* start Data to process *
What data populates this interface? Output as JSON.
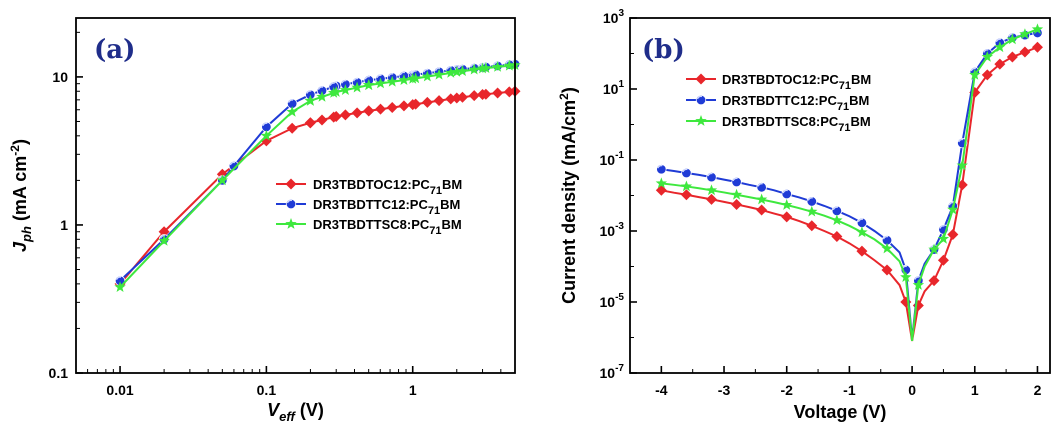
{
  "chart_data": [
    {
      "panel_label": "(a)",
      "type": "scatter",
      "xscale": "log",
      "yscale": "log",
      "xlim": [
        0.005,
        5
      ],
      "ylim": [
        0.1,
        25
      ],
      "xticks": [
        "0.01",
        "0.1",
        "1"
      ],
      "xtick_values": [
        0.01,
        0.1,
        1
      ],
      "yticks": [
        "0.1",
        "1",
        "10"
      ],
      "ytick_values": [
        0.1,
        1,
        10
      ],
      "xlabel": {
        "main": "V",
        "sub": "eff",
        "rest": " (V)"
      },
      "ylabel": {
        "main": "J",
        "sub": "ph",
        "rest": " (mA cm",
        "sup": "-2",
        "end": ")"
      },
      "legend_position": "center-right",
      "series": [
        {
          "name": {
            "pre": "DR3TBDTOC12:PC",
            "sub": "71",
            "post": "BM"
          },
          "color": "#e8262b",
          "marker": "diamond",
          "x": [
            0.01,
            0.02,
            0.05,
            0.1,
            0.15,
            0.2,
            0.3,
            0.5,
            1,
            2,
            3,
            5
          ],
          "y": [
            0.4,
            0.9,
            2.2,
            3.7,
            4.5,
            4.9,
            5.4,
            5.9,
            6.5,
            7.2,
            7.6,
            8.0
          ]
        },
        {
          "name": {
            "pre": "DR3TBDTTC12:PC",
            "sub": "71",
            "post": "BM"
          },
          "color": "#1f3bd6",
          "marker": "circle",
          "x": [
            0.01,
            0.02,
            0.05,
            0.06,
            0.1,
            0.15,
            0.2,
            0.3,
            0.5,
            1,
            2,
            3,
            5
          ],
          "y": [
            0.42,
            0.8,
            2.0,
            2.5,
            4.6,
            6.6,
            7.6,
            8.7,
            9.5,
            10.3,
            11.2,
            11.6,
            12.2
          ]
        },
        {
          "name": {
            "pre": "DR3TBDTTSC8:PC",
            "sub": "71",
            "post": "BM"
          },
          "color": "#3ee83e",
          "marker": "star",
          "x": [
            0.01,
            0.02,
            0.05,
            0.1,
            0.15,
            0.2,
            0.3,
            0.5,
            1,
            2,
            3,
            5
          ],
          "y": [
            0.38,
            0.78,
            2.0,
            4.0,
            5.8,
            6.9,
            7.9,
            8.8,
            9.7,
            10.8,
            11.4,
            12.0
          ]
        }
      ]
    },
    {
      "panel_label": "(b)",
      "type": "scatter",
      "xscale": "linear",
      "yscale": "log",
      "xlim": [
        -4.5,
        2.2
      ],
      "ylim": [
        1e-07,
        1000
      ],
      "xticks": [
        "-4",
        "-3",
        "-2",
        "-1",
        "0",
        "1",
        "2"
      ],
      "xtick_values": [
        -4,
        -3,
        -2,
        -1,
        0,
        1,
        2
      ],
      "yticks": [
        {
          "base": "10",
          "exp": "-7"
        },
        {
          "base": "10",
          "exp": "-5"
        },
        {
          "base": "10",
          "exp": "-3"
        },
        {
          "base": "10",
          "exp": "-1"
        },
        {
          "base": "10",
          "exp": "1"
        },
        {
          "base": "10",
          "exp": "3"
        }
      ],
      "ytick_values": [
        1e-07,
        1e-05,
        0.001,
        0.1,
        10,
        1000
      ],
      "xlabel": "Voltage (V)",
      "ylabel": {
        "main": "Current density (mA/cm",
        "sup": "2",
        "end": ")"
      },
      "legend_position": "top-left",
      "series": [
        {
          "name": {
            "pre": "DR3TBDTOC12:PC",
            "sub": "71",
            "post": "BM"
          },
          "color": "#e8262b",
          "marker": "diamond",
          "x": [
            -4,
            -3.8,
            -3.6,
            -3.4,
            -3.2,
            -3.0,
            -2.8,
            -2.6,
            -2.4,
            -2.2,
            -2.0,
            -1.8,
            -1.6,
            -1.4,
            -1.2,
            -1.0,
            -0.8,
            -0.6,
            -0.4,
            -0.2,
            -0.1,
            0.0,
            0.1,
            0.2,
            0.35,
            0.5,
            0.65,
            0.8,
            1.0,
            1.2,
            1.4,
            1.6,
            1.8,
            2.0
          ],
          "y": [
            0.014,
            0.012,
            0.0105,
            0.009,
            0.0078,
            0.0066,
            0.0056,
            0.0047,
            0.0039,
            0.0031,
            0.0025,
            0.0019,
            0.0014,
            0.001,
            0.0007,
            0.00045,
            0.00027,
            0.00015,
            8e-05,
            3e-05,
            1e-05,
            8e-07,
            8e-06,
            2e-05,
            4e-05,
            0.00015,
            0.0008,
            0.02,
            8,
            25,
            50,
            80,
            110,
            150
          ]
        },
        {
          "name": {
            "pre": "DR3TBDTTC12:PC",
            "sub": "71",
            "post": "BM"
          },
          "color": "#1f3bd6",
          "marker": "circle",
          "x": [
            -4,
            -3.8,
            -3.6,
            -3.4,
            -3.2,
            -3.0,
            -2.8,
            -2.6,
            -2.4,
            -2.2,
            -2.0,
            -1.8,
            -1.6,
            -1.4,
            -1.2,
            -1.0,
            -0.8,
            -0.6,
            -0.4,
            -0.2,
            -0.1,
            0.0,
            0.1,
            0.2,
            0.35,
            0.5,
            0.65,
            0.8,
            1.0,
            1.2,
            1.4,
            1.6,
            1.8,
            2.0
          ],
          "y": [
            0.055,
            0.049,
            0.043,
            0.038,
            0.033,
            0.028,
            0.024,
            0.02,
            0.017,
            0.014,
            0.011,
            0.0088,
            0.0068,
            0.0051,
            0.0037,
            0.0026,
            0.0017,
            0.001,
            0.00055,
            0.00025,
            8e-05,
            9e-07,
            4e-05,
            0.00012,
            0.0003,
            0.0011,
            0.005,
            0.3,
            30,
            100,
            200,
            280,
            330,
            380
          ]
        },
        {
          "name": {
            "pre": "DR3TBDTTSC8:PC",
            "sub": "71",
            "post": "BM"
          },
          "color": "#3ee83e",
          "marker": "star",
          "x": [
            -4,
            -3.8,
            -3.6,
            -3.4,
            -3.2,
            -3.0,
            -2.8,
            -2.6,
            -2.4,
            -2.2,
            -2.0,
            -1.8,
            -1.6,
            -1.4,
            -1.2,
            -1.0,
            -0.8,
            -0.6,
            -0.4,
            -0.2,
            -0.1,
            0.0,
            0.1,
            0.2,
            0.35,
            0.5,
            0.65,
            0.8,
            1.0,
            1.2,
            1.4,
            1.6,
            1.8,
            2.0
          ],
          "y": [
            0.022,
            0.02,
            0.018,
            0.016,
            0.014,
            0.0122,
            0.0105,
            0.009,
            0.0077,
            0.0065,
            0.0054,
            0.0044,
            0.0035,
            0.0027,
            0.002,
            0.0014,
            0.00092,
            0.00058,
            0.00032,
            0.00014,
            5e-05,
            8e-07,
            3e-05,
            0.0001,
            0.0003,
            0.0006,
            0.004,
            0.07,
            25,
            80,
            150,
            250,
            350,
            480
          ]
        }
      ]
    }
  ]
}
* end Data to process *
Leave out the pictures and return every record word for word.

What data populates this interface? Output as JSON.
{
  "chart_data": [
    {
      "panel_label": "(a)",
      "type": "scatter",
      "xscale": "log",
      "yscale": "log",
      "xlim": [
        0.005,
        5
      ],
      "ylim": [
        0.1,
        25
      ],
      "xticks": [
        "0.01",
        "0.1",
        "1"
      ],
      "xtick_values": [
        0.01,
        0.1,
        1
      ],
      "yticks": [
        "0.1",
        "1",
        "10"
      ],
      "ytick_values": [
        0.1,
        1,
        10
      ],
      "xlabel": {
        "main": "V",
        "sub": "eff",
        "rest": " (V)"
      },
      "ylabel": {
        "main": "J",
        "sub": "ph",
        "rest": " (mA cm",
        "sup": "-2",
        "end": ")"
      },
      "legend_position": "center-right",
      "series": [
        {
          "name": {
            "pre": "DR3TBDTOC12:PC",
            "sub": "71",
            "post": "BM"
          },
          "color": "#e8262b",
          "marker": "diamond",
          "x": [
            0.01,
            0.02,
            0.05,
            0.1,
            0.15,
            0.2,
            0.3,
            0.5,
            1,
            2,
            3,
            5
          ],
          "y": [
            0.4,
            0.9,
            2.2,
            3.7,
            4.5,
            4.9,
            5.4,
            5.9,
            6.5,
            7.2,
            7.6,
            8.0
          ]
        },
        {
          "name": {
            "pre": "DR3TBDTTC12:PC",
            "sub": "71",
            "post": "BM"
          },
          "color": "#1f3bd6",
          "marker": "circle",
          "x": [
            0.01,
            0.02,
            0.05,
            0.06,
            0.1,
            0.15,
            0.2,
            0.3,
            0.5,
            1,
            2,
            3,
            5
          ],
          "y": [
            0.42,
            0.8,
            2.0,
            2.5,
            4.6,
            6.6,
            7.6,
            8.7,
            9.5,
            10.3,
            11.2,
            11.6,
            12.2
          ]
        },
        {
          "name": {
            "pre": "DR3TBDTTSC8:PC",
            "sub": "71",
            "post": "BM"
          },
          "color": "#3ee83e",
          "marker": "star",
          "x": [
            0.01,
            0.02,
            0.05,
            0.1,
            0.15,
            0.2,
            0.3,
            0.5,
            1,
            2,
            3,
            5
          ],
          "y": [
            0.38,
            0.78,
            2.0,
            4.0,
            5.8,
            6.9,
            7.9,
            8.8,
            9.7,
            10.8,
            11.4,
            12.0
          ]
        }
      ]
    },
    {
      "panel_label": "(b)",
      "type": "scatter",
      "xscale": "linear",
      "yscale": "log",
      "xlim": [
        -4.5,
        2.2
      ],
      "ylim": [
        1e-07,
        1000
      ],
      "xticks": [
        "-4",
        "-3",
        "-2",
        "-1",
        "0",
        "1",
        "2"
      ],
      "xtick_values": [
        -4,
        -3,
        -2,
        -1,
        0,
        1,
        2
      ],
      "yticks": [
        {
          "base": "10",
          "exp": "-7"
        },
        {
          "base": "10",
          "exp": "-5"
        },
        {
          "base": "10",
          "exp": "-3"
        },
        {
          "base": "10",
          "exp": "-1"
        },
        {
          "base": "10",
          "exp": "1"
        },
        {
          "base": "10",
          "exp": "3"
        }
      ],
      "ytick_values": [
        1e-07,
        1e-05,
        0.001,
        0.1,
        10,
        1000
      ],
      "xlabel": "Voltage (V)",
      "ylabel": {
        "main": "Current density (mA/cm",
        "sup": "2",
        "end": ")"
      },
      "legend_position": "top-left",
      "series": [
        {
          "name": {
            "pre": "DR3TBDTOC12:PC",
            "sub": "71",
            "post": "BM"
          },
          "color": "#e8262b",
          "marker": "diamond",
          "x": [
            -4,
            -3.8,
            -3.6,
            -3.4,
            -3.2,
            -3.0,
            -2.8,
            -2.6,
            -2.4,
            -2.2,
            -2.0,
            -1.8,
            -1.6,
            -1.4,
            -1.2,
            -1.0,
            -0.8,
            -0.6,
            -0.4,
            -0.2,
            -0.1,
            0.0,
            0.1,
            0.2,
            0.35,
            0.5,
            0.65,
            0.8,
            1.0,
            1.2,
            1.4,
            1.6,
            1.8,
            2.0
          ],
          "y": [
            0.014,
            0.012,
            0.0105,
            0.009,
            0.0078,
            0.0066,
            0.0056,
            0.0047,
            0.0039,
            0.0031,
            0.0025,
            0.0019,
            0.0014,
            0.001,
            0.0007,
            0.00045,
            0.00027,
            0.00015,
            8e-05,
            3e-05,
            1e-05,
            8e-07,
            8e-06,
            2e-05,
            4e-05,
            0.00015,
            0.0008,
            0.02,
            8,
            25,
            50,
            80,
            110,
            150
          ]
        },
        {
          "name": {
            "pre": "DR3TBDTTC12:PC",
            "sub": "71",
            "post": "BM"
          },
          "color": "#1f3bd6",
          "marker": "circle",
          "x": [
            -4,
            -3.8,
            -3.6,
            -3.4,
            -3.2,
            -3.0,
            -2.8,
            -2.6,
            -2.4,
            -2.2,
            -2.0,
            -1.8,
            -1.6,
            -1.4,
            -1.2,
            -1.0,
            -0.8,
            -0.6,
            -0.4,
            -0.2,
            -0.1,
            0.0,
            0.1,
            0.2,
            0.35,
            0.5,
            0.65,
            0.8,
            1.0,
            1.2,
            1.4,
            1.6,
            1.8,
            2.0
          ],
          "y": [
            0.055,
            0.049,
            0.043,
            0.038,
            0.033,
            0.028,
            0.024,
            0.02,
            0.017,
            0.014,
            0.011,
            0.0088,
            0.0068,
            0.0051,
            0.0037,
            0.0026,
            0.0017,
            0.001,
            0.00055,
            0.00025,
            8e-05,
            9e-07,
            4e-05,
            0.00012,
            0.0003,
            0.0011,
            0.005,
            0.3,
            30,
            100,
            200,
            280,
            330,
            380
          ]
        },
        {
          "name": {
            "pre": "DR3TBDTTSC8:PC",
            "sub": "71",
            "post": "BM"
          },
          "color": "#3ee83e",
          "marker": "star",
          "x": [
            -4,
            -3.8,
            -3.6,
            -3.4,
            -3.2,
            -3.0,
            -2.8,
            -2.6,
            -2.4,
            -2.2,
            -2.0,
            -1.8,
            -1.6,
            -1.4,
            -1.2,
            -1.0,
            -0.8,
            -0.6,
            -0.4,
            -0.2,
            -0.1,
            0.0,
            0.1,
            0.2,
            0.35,
            0.5,
            0.65,
            0.8,
            1.0,
            1.2,
            1.4,
            1.6,
            1.8,
            2.0
          ],
          "y": [
            0.022,
            0.02,
            0.018,
            0.016,
            0.014,
            0.0122,
            0.0105,
            0.009,
            0.0077,
            0.0065,
            0.0054,
            0.0044,
            0.0035,
            0.0027,
            0.002,
            0.0014,
            0.00092,
            0.00058,
            0.00032,
            0.00014,
            5e-05,
            8e-07,
            3e-05,
            0.0001,
            0.0003,
            0.0006,
            0.004,
            0.07,
            25,
            80,
            150,
            250,
            350,
            480
          ]
        }
      ]
    }
  ]
}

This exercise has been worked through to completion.